• WHAT TO DO:
Check each line of the records below and collect those that include the word "this".

• RECORDS FOR THE TASK:
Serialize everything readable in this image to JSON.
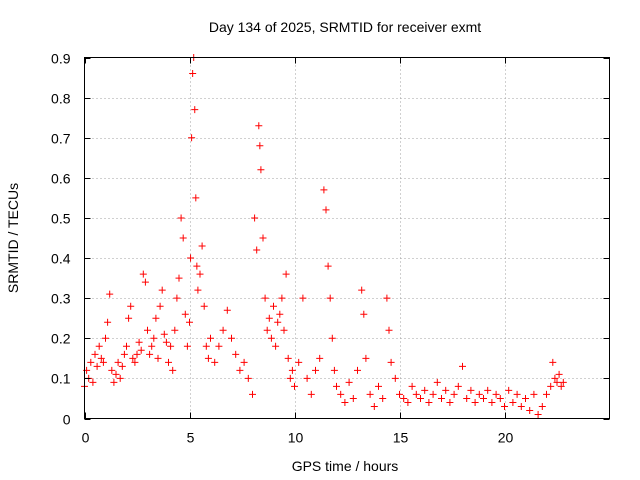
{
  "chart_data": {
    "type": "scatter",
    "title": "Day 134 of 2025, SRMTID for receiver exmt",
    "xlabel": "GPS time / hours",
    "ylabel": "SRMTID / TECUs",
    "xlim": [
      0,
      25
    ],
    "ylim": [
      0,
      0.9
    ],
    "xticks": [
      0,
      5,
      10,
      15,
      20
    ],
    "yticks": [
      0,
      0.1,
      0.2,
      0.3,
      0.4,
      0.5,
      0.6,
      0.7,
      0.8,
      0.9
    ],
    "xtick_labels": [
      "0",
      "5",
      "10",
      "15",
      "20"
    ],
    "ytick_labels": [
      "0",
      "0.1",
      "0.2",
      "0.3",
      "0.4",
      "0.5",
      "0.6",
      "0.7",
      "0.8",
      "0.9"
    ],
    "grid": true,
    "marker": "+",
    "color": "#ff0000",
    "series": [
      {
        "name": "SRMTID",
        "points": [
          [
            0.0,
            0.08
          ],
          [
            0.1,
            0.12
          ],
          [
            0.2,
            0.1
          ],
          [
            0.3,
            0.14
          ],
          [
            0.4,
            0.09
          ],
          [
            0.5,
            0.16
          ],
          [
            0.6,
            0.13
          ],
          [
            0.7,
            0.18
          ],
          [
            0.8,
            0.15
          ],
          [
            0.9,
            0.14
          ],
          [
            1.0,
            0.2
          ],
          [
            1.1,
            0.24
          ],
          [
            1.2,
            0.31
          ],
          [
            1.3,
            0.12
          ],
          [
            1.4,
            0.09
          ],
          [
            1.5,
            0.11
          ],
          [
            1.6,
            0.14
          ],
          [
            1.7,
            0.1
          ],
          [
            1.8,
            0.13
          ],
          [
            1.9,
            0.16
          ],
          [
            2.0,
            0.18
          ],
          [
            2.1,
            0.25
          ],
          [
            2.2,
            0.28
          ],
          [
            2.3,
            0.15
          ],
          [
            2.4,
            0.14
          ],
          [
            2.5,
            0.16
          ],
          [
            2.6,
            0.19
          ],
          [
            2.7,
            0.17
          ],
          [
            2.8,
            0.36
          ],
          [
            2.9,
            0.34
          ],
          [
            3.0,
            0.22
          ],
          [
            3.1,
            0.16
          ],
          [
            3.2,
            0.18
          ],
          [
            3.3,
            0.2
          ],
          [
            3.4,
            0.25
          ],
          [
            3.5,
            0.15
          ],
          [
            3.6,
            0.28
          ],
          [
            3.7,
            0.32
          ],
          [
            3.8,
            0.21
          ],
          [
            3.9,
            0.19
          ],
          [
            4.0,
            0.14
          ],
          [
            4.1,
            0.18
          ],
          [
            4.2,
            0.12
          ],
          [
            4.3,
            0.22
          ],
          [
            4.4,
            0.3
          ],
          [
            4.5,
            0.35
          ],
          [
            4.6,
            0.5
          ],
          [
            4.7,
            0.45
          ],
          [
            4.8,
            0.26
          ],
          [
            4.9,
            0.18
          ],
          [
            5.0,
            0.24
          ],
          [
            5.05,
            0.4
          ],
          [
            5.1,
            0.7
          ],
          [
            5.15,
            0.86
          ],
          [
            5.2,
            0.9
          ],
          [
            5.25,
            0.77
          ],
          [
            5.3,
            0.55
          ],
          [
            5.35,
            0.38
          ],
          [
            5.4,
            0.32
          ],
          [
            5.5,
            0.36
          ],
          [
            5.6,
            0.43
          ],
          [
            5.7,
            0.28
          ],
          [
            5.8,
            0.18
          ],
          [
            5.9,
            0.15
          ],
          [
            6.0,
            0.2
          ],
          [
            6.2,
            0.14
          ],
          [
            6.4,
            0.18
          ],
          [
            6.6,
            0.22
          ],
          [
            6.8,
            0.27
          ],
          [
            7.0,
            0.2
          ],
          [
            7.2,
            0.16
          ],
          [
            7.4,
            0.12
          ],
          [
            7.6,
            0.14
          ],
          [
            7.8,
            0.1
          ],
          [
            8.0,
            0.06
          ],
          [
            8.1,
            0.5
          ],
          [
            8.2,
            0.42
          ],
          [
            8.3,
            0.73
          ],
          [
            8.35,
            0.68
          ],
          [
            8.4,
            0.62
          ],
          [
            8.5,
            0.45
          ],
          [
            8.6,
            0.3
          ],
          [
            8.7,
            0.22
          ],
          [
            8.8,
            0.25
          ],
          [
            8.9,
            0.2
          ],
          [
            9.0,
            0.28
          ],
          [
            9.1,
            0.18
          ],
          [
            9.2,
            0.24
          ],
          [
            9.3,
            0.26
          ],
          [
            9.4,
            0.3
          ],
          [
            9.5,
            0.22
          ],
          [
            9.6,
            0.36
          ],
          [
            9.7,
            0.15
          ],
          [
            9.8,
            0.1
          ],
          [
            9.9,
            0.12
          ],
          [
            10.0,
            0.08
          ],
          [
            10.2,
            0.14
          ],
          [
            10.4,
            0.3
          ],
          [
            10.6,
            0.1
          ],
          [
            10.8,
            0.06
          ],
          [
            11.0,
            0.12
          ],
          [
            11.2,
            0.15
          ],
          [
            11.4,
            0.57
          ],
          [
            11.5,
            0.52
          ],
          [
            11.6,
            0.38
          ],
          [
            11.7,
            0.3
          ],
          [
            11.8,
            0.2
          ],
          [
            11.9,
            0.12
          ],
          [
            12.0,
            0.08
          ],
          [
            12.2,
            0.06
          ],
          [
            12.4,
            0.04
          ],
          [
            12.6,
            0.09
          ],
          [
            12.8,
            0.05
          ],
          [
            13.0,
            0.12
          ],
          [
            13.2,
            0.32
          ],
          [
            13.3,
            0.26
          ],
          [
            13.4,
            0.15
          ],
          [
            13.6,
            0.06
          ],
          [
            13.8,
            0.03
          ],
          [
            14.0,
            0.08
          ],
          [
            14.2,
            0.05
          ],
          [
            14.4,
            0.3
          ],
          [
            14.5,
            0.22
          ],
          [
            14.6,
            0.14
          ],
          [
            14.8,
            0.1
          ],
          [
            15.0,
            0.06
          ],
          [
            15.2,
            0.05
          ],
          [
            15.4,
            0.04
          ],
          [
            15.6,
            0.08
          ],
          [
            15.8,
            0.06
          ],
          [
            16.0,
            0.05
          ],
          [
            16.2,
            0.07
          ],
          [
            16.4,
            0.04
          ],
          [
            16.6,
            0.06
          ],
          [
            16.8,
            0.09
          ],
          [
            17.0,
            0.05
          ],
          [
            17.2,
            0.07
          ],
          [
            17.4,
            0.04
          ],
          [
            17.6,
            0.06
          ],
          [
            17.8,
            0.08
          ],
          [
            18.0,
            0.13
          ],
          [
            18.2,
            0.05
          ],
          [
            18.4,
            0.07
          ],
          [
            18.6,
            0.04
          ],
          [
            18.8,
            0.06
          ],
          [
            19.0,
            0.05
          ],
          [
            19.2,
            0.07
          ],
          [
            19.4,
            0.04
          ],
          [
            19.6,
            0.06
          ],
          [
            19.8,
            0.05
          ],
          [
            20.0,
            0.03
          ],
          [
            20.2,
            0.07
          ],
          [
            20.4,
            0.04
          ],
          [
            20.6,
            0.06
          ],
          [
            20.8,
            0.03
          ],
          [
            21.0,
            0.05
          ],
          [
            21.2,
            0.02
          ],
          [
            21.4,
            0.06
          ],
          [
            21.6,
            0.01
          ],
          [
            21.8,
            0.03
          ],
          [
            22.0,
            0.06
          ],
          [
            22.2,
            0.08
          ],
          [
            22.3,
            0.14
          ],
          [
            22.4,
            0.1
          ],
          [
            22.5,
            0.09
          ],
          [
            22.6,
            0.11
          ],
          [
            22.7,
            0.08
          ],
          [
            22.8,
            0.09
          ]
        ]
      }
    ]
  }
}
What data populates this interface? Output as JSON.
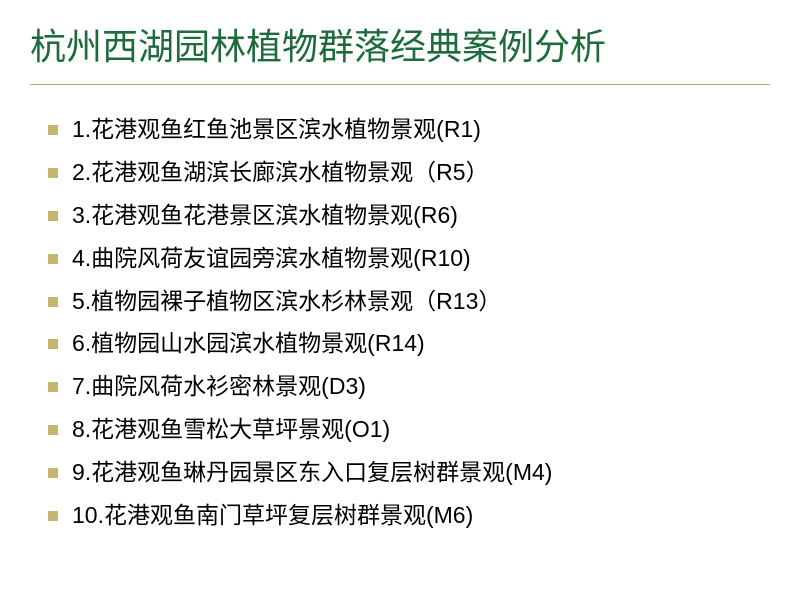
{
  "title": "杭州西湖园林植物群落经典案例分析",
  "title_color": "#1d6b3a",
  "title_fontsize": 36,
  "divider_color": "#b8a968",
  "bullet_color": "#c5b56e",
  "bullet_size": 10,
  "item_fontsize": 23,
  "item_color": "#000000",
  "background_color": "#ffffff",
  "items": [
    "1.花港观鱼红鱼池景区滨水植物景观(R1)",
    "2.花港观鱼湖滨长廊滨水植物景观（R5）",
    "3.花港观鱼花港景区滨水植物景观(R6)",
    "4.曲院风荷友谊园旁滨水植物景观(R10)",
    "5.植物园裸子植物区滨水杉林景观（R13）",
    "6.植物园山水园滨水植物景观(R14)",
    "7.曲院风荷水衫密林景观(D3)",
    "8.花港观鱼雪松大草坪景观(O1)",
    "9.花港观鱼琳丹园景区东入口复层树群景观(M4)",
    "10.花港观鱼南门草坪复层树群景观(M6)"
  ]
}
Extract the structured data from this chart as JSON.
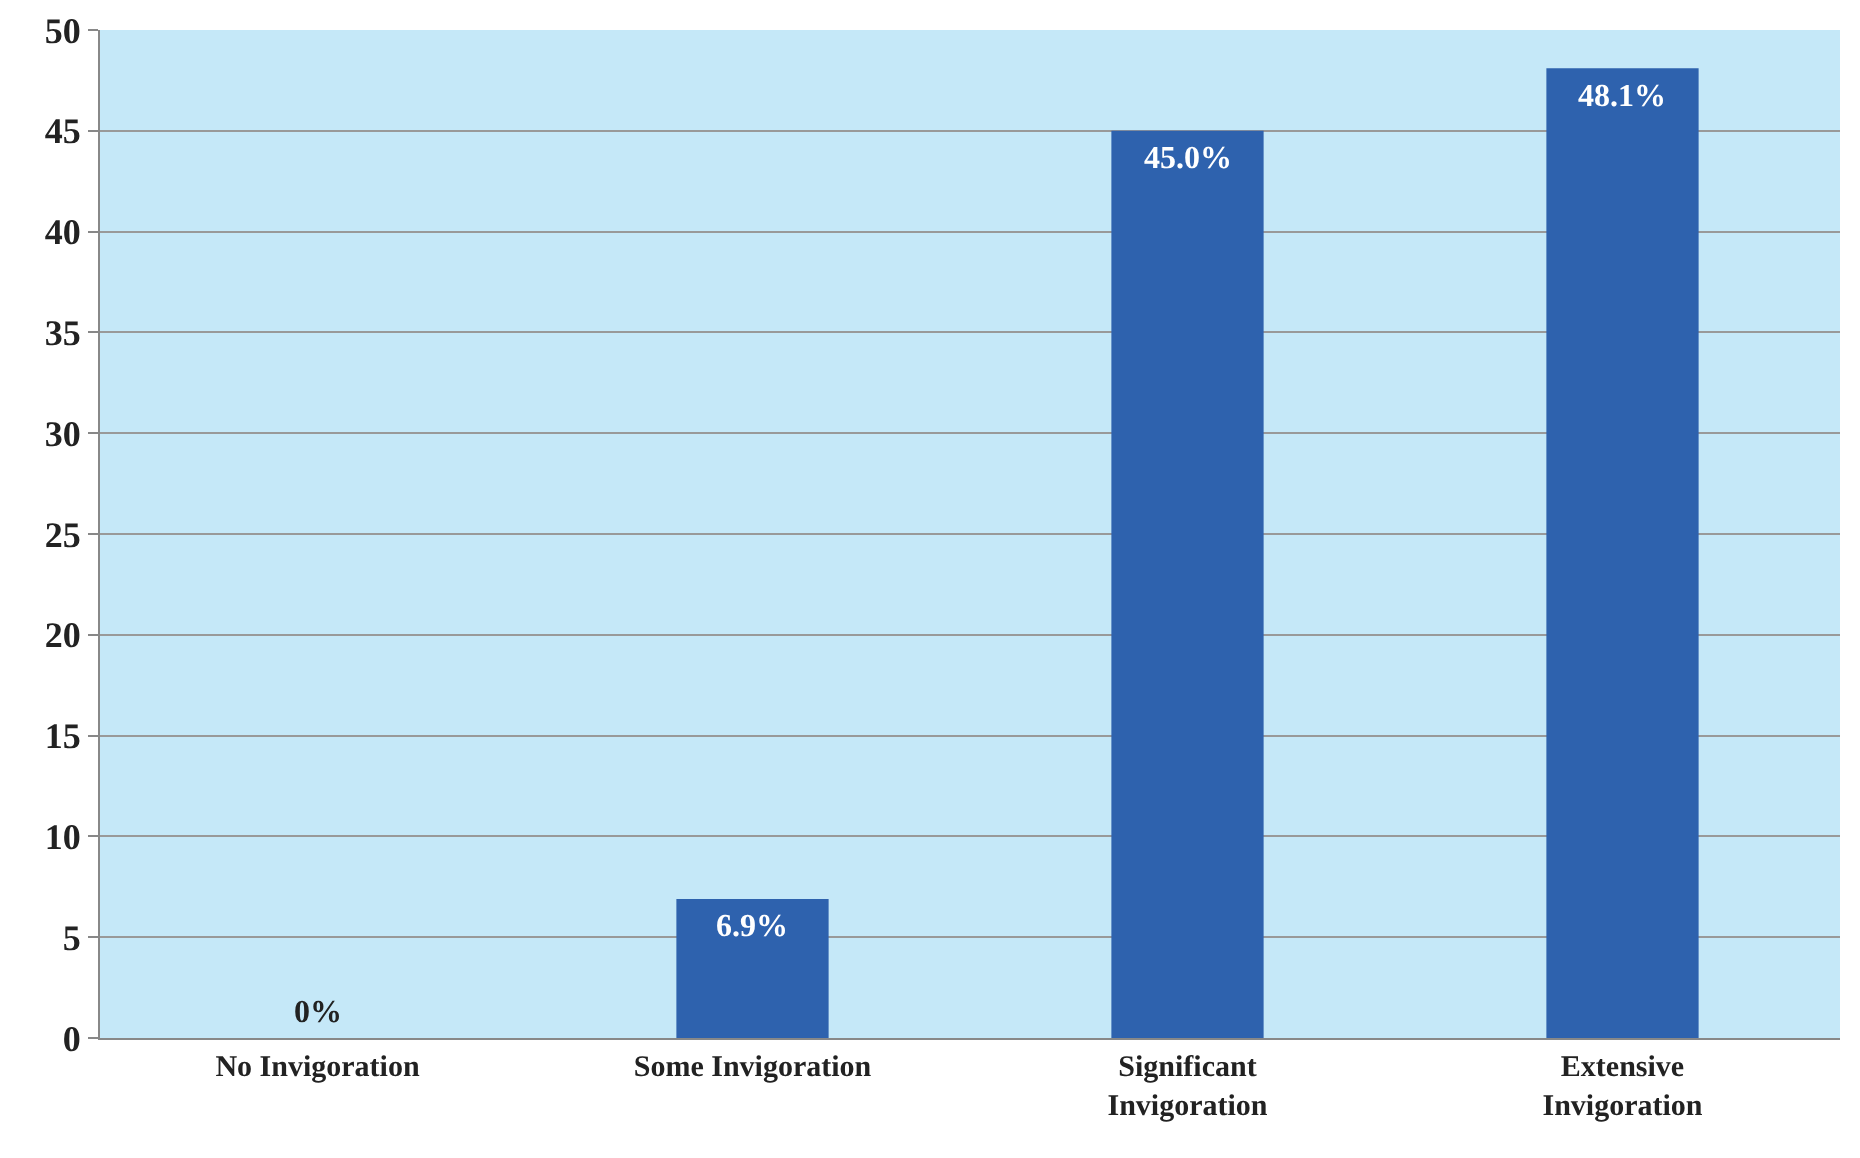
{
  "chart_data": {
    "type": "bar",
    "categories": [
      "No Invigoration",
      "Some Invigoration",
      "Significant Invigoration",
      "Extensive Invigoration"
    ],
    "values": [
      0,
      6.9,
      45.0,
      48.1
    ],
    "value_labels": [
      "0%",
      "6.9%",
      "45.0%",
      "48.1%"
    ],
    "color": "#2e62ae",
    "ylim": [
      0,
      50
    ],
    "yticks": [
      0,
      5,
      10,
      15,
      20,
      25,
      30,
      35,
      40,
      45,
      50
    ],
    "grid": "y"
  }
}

• TASK RESULT:
Serialize everything readable in this image to JSON.
What data populates this interface? Output as JSON.
Extract the structured data from this chart as JSON.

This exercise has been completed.